LISTING ->
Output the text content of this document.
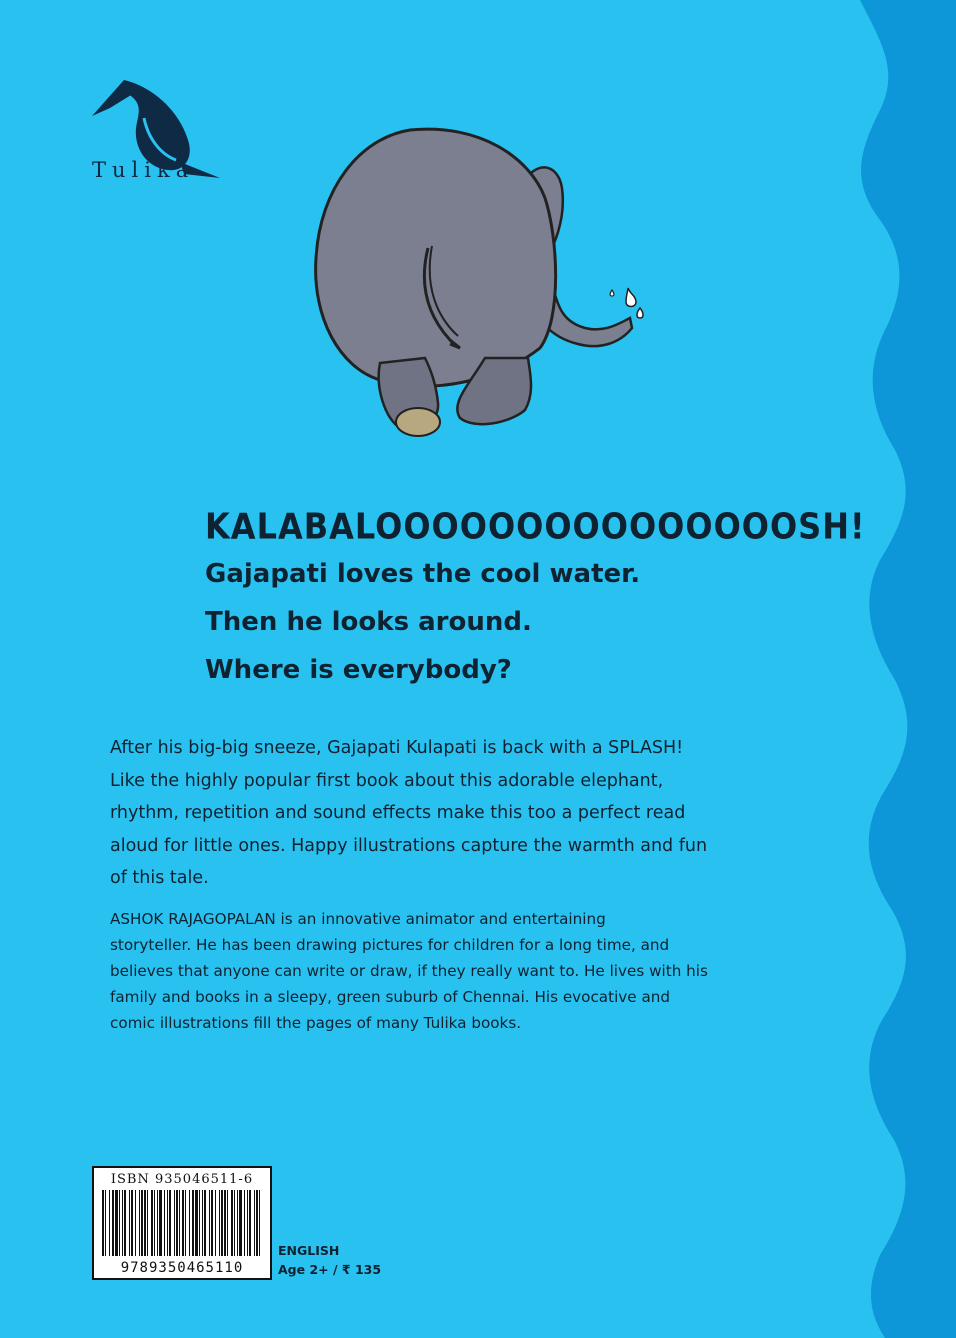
Tulika
KALABALOOOOOOOOOOOOOOOSH!
Gajapati loves the cool water.
Then he looks around.
Where is everybody?
After his big-big sneeze, Gajapati Kulapati is back with a SPLASH!
Like the highly popular first book about this adorable elephant,
rhythm, repetition and sound effects make this too a perfect read
aloud for little ones. Happy illustrations capture the warmth and fun
of this tale.
ASHOK RAJAGOPALAN is an innovative animator and entertaining
storyteller. He has been drawing pictures for children for a long time, and
believes that anyone can write or draw, if they really want to. He lives with his
family and books in a sleepy, green suburb of Chennai. His evocative and
comic illustrations fill the pages of many Tulika books.
ISBN 935046511-6
9789350465110
ENGLISH
Age 2+ / ₹ 135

AIM OF THE TASK -> Would you return the data exactly as written, without the pictures?

ANSWER TO THIS TASK ->
Output the text content of this document.
Tulika
KALABALOOOOOOOOOOOOOOOSH!
Gajapati loves the cool water.
Then he looks around.
Where is everybody?
After his big-big sneeze, Gajapati Kulapati is back with a SPLASH!
Like the highly popular first book about this adorable elephant,
rhythm, repetition and sound effects make this too a perfect read
aloud for little ones. Happy illustrations capture the warmth and fun
of this tale.
ASHOK RAJAGOPALAN is an innovative animator and entertaining
storyteller. He has been drawing pictures for children for a long time, and
believes that anyone can write or draw, if they really want to. He lives with his
family and books in a sleepy, green suburb of Chennai. His evocative and
comic illustrations fill the pages of many Tulika books.
ISBN 935046511-6
9789350465110
ENGLISH
Age 2+ / ₹ 135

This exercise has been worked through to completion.